Set task>
In the passage on Hobart Airport's privatization, how much did the previous owner, TasPorts, operate with in borrowings?

One reason for privatising public infrastructure like the Hobart Airport was the private sector is better at running airports than governments.
So we were told.
The performance of the airport in the eight years since it was acquired by a Macquarie Bank managed syndicate casts doubt on that proposition as many airport users will testify.
Annual financial statements confirm plundering by fund managers and financiers on a previously unimaginable scale to the detriment of the business, a vital cog in the Tasmanian economy.
The latest financial statement for 2014/15 show cash flow is positive at last, the long awaited Federal government bailout of $38 million has started to flow and much needed improvements are under way.
Why did a private syndicate need a handout? Why not contribute more funds or take on a partner just like any other business? It’s got a 99 year lease, plenty of time to invest and make a return?
The syndicate paid far too much for the business. It chipped in $200 million and borrowed $175 million, fixing interest rates at about 8%.
The previous owner TasPorts operated with borrowings of $45 million.
For the first five years interest plus fees to Macquarie meant the operation was unprofitable. There wasn’t enough cash to do all the required maintenance let alone undertake capital improvements.

Dataset content>
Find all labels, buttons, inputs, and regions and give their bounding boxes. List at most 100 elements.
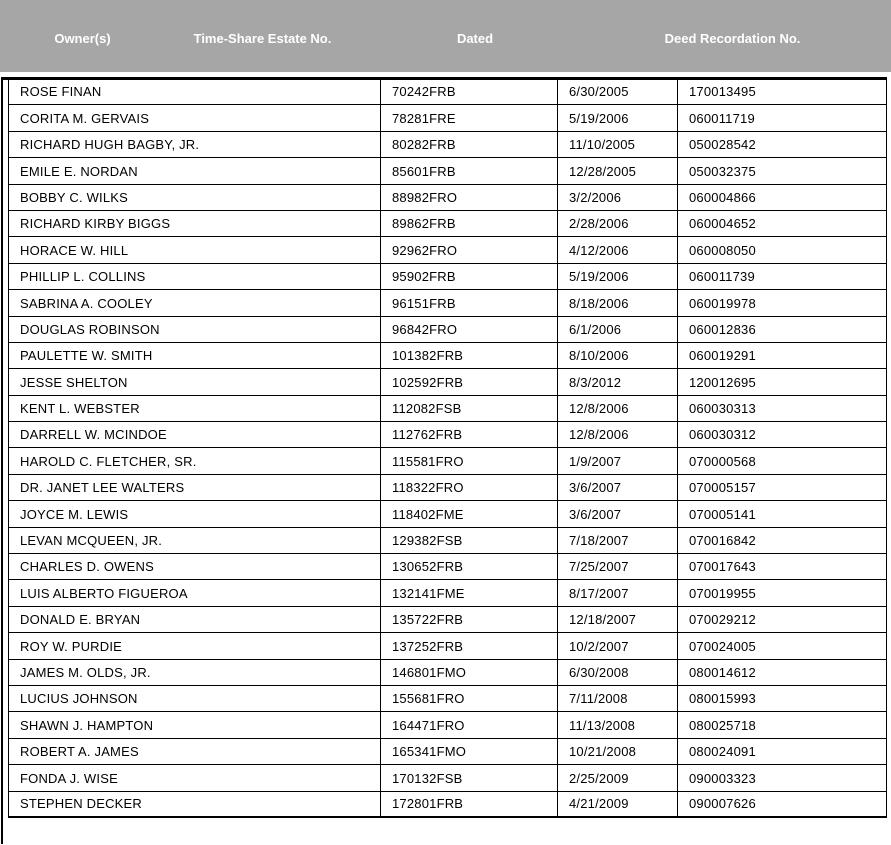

Answer>
$45 million.